DIRECTIVE —
Listed below are entries; give the number of lines among them that include "source", and only that number.

----

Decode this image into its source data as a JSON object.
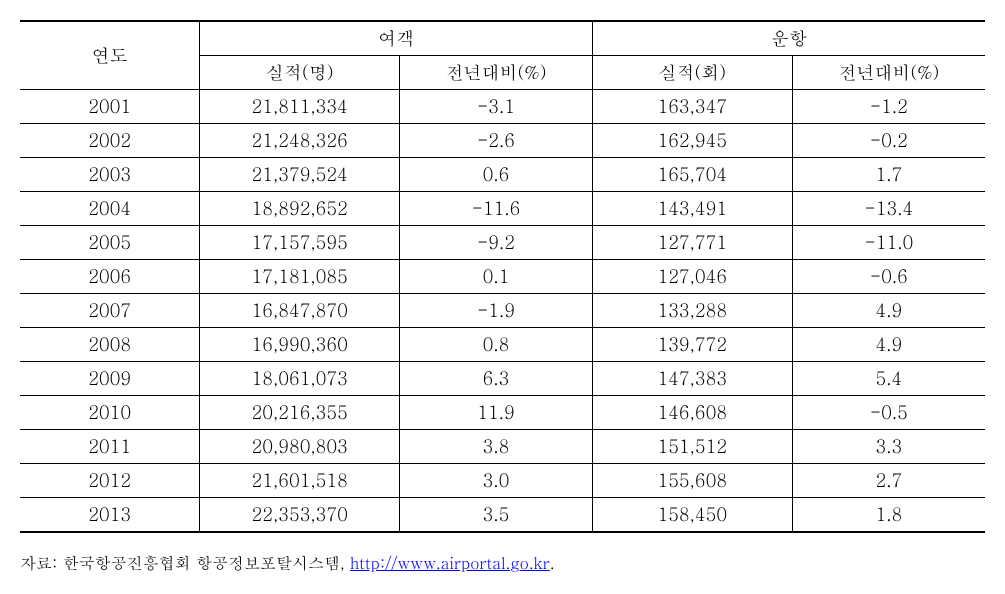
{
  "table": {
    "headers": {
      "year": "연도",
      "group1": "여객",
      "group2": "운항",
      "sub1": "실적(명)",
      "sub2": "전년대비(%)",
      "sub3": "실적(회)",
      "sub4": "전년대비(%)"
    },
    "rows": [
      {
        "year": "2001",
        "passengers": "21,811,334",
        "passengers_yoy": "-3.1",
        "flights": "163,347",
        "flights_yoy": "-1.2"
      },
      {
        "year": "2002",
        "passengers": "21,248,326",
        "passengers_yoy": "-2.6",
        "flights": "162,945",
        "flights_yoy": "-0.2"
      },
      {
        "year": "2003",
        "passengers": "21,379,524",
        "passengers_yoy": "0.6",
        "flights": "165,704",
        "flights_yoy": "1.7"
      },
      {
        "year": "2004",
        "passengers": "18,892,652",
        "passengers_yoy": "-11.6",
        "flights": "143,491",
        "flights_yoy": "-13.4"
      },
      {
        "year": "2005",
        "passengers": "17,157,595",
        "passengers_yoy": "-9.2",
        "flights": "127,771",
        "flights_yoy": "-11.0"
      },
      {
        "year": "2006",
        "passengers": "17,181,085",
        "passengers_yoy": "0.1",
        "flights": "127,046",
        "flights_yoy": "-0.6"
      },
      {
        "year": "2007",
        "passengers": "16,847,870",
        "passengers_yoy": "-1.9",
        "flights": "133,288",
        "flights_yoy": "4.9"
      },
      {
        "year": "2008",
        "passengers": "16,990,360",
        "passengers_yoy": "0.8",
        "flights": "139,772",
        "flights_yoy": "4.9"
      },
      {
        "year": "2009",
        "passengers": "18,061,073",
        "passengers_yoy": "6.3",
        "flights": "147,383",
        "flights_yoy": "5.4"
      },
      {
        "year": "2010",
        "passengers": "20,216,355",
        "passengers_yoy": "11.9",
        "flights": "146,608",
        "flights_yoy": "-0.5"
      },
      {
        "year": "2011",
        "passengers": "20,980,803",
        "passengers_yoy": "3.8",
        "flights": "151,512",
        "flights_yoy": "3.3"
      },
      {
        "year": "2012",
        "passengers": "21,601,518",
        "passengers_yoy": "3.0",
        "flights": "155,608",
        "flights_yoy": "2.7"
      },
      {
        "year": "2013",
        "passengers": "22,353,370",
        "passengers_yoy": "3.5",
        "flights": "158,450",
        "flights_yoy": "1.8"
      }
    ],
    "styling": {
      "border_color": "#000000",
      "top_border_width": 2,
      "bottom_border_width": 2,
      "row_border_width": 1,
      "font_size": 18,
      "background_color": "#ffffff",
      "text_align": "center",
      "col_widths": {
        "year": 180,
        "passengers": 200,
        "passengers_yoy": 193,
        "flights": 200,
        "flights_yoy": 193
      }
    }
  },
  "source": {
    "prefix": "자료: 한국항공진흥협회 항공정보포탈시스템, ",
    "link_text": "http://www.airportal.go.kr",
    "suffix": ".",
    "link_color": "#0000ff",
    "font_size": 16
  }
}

----

OUTPUT FOR THIS EXERCISE —
2